[Problem to work on]: Scan the data below for the string "pour". Show every line where it turns up.

[Extracted data]:
- - - -

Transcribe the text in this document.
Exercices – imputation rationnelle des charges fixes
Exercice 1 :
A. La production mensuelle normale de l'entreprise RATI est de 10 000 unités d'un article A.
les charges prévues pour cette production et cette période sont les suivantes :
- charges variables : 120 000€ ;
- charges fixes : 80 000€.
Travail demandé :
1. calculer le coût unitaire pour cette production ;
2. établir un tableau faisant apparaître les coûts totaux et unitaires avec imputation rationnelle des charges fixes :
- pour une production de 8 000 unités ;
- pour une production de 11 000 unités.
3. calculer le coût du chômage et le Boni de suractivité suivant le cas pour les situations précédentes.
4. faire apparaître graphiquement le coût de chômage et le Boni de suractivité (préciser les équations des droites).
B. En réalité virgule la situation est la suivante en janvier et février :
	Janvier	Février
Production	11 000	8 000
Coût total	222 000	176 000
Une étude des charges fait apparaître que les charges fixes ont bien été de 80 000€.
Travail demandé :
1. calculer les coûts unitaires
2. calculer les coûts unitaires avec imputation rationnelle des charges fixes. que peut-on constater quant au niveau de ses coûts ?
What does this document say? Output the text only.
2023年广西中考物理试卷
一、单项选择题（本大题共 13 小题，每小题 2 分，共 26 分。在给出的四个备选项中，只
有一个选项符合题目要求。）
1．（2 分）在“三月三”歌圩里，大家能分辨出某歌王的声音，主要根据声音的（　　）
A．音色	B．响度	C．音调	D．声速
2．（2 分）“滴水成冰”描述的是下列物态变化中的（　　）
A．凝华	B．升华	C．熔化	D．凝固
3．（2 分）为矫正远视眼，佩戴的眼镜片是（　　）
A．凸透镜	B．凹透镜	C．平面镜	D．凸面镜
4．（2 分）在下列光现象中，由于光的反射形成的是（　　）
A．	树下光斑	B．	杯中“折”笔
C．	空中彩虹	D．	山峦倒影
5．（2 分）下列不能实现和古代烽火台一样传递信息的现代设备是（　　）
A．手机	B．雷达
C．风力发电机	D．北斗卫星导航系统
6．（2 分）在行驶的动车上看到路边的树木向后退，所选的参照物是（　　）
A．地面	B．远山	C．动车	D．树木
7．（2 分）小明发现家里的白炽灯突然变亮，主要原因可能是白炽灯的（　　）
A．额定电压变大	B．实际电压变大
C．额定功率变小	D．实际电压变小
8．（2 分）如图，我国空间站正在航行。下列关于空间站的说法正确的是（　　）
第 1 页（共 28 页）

- - - -

[Exercise result]:
les charges prévues pour cette production et cette période sont les suivantes :
1. calculer le coût unitaire pour cette production ;
- pour une production de 8 000 unités ;
- pour une production de 11 000 unités.
3. calculer le coût du chômage et le Boni de suractivité suivant le cas pour les situations précédentes.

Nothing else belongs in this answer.